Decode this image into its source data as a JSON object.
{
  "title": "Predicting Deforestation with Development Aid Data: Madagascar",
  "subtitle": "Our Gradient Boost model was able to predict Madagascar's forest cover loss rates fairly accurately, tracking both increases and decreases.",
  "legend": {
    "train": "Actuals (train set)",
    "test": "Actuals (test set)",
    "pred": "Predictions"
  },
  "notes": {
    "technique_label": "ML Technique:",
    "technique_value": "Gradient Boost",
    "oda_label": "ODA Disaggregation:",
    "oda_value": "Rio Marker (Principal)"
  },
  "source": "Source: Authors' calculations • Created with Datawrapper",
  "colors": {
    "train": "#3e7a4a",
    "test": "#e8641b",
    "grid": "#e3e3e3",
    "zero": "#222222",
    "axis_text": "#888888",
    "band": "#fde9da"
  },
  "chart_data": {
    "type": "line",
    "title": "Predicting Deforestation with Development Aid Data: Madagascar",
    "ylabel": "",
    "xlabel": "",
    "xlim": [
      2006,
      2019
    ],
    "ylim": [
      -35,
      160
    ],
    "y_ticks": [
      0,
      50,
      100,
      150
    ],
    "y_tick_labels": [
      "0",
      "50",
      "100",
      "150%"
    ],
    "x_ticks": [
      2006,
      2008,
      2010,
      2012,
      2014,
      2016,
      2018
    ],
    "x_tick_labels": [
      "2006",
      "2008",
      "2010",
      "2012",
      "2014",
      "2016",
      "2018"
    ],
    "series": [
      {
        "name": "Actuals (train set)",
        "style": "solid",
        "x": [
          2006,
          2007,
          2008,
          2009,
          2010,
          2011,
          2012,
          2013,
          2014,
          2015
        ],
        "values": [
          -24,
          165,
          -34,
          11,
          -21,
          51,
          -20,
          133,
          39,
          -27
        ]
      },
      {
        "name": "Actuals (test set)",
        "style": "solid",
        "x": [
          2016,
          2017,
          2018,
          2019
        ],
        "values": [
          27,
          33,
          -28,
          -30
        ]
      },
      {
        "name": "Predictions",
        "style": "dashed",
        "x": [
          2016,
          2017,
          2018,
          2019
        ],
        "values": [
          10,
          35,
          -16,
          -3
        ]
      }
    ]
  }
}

- - - - -

**Objective:** Pull out all lines containing the word "Predictions" from the entries above.

**Expected output:**
    "pred": "Predictions"
        "name": "Predictions",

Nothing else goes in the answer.